In the entries below, count every line with the word "used". Return only the count.

(Saved data entries)
(begin)

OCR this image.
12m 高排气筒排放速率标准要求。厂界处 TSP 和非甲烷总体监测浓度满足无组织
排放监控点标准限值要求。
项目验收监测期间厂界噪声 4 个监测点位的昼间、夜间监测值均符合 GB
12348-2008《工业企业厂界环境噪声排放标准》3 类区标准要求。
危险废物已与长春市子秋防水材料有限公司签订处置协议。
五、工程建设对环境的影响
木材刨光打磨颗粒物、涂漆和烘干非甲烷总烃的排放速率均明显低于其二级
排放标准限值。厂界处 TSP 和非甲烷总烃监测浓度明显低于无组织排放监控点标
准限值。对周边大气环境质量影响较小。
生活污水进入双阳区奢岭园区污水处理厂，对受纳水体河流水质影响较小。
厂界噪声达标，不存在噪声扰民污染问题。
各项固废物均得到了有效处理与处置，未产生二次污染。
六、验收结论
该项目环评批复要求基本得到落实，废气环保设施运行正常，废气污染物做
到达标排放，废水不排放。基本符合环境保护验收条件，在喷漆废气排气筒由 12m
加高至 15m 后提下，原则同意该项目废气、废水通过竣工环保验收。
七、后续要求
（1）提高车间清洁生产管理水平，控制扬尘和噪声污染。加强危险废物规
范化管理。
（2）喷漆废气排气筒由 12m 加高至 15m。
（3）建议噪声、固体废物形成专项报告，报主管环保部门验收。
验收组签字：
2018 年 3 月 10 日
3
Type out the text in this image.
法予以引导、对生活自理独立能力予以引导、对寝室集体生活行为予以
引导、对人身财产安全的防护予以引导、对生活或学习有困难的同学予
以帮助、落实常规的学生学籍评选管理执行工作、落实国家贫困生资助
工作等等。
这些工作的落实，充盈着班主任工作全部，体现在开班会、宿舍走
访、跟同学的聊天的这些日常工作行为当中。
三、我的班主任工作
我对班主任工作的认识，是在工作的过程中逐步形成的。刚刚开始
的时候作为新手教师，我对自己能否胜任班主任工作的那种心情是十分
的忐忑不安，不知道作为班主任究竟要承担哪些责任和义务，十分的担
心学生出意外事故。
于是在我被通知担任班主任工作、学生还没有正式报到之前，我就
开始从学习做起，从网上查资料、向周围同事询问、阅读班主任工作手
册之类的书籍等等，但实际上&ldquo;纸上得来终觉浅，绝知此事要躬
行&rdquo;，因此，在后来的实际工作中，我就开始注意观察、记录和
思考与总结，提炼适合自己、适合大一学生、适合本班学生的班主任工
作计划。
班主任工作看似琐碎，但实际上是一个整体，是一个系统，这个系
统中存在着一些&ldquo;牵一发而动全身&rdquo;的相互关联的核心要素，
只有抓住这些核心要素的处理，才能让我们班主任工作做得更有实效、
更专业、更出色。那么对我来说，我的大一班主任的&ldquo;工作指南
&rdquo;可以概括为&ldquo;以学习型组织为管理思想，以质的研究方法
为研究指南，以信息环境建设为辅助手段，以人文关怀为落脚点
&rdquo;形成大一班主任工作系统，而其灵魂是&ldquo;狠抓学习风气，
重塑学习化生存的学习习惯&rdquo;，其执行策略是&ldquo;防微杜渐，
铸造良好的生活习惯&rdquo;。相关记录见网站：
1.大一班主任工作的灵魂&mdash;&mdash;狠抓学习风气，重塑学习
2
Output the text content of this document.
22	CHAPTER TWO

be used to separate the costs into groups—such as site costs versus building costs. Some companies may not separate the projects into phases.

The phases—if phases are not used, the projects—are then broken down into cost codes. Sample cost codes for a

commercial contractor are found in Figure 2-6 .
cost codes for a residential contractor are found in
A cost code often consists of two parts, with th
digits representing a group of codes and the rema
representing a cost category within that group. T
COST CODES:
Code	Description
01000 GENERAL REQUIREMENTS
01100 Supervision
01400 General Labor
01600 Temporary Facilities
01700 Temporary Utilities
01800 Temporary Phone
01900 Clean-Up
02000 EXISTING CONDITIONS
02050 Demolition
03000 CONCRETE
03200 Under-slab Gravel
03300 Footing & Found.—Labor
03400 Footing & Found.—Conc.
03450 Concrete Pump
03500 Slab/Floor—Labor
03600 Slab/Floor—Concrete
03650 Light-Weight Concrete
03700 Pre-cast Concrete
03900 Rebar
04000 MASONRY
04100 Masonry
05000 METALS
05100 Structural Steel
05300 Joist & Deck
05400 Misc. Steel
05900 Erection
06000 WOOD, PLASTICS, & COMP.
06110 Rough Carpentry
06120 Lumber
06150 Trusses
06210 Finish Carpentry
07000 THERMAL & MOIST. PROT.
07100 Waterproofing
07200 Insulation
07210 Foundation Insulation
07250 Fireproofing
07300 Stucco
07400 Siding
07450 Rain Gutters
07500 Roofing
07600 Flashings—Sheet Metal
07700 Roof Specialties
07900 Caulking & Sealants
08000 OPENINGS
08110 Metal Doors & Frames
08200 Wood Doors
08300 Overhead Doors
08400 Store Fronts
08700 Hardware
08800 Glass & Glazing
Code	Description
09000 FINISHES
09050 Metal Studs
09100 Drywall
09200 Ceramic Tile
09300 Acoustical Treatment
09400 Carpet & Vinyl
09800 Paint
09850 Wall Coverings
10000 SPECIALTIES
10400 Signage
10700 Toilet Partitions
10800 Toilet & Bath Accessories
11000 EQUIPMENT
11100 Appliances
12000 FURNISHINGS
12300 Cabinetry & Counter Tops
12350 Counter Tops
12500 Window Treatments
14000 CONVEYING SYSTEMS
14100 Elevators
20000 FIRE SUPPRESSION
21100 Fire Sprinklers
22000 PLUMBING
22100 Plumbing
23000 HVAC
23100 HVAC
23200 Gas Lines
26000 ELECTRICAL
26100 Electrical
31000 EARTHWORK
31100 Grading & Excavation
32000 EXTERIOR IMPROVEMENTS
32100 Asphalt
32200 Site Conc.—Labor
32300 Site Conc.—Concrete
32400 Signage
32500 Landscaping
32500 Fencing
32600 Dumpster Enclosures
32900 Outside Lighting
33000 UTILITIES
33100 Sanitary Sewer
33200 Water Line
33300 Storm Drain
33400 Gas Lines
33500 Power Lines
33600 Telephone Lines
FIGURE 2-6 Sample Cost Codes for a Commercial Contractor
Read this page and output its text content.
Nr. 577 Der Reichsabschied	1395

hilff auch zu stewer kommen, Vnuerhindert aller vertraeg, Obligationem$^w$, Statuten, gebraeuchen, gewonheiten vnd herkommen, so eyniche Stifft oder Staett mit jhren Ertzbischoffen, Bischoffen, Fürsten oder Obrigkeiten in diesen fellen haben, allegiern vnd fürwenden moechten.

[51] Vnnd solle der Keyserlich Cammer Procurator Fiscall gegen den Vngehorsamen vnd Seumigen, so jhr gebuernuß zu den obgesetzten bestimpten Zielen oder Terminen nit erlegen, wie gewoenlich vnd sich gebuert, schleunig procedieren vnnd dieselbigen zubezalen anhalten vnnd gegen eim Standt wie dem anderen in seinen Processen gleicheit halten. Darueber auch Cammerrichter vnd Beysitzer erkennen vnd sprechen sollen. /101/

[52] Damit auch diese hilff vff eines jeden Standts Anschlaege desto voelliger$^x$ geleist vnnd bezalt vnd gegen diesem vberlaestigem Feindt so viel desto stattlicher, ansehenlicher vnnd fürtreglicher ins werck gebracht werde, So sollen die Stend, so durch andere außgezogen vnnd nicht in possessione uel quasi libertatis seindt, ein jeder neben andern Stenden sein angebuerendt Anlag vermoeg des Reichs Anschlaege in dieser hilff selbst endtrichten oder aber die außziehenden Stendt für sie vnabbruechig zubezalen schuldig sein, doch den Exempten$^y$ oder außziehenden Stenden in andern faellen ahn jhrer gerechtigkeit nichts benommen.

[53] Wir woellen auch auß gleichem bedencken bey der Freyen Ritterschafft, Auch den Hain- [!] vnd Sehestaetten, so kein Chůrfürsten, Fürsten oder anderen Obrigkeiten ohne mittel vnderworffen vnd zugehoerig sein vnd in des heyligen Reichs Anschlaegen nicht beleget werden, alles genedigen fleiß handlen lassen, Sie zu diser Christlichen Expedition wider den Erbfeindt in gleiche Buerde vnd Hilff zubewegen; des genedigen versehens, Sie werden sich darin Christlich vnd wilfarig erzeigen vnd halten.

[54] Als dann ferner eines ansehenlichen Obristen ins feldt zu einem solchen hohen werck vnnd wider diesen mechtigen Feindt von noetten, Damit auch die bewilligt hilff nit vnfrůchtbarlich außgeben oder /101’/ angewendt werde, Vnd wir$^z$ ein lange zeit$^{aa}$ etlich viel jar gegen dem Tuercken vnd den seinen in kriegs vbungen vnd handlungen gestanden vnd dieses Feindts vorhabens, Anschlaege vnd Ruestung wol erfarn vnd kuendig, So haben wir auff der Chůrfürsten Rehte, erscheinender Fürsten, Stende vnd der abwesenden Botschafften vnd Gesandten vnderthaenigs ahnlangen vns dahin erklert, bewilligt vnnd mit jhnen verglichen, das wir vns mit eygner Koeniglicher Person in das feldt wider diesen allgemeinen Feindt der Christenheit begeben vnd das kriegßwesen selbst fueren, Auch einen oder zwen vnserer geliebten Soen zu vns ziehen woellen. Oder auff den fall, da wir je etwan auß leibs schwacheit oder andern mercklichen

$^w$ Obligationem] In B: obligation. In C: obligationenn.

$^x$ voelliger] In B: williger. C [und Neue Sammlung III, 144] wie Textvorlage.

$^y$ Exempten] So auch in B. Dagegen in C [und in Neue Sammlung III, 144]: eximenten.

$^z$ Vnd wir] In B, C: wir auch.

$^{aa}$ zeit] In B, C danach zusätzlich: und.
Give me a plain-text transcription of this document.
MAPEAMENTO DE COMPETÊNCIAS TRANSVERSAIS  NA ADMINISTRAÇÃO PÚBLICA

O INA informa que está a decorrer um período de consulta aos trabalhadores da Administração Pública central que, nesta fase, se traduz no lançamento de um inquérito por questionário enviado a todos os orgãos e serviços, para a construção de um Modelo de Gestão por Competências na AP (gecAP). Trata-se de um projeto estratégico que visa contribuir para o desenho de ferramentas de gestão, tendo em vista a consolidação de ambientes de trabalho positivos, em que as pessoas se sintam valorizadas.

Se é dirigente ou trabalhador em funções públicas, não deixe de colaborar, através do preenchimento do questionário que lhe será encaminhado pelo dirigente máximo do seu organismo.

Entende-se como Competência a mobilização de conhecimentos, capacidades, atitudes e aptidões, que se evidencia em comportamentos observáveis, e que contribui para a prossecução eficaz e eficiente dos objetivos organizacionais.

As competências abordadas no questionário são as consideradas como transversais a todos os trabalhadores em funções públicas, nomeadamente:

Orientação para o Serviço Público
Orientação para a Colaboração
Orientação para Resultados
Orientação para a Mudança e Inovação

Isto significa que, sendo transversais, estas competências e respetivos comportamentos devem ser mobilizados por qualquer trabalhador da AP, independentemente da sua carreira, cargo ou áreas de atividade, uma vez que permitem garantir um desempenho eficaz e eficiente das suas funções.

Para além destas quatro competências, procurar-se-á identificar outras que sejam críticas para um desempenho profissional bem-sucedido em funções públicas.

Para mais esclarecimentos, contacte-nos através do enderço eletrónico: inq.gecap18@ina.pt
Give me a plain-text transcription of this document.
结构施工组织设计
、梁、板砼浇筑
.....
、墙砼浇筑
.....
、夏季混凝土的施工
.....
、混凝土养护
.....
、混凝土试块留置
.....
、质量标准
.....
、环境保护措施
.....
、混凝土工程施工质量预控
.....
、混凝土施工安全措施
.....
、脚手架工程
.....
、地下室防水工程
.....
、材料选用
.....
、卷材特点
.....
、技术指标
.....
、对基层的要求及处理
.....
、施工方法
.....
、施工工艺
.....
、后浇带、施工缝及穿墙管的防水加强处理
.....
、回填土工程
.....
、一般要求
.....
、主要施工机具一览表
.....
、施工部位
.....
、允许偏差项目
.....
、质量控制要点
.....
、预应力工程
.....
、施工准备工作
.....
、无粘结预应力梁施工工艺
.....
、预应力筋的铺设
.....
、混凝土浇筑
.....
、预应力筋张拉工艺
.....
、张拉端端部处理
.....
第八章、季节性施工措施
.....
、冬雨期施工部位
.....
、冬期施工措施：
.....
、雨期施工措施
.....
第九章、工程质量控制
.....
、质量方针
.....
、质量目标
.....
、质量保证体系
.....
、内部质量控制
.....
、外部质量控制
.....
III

(end)

*Answer for this exercise:* 2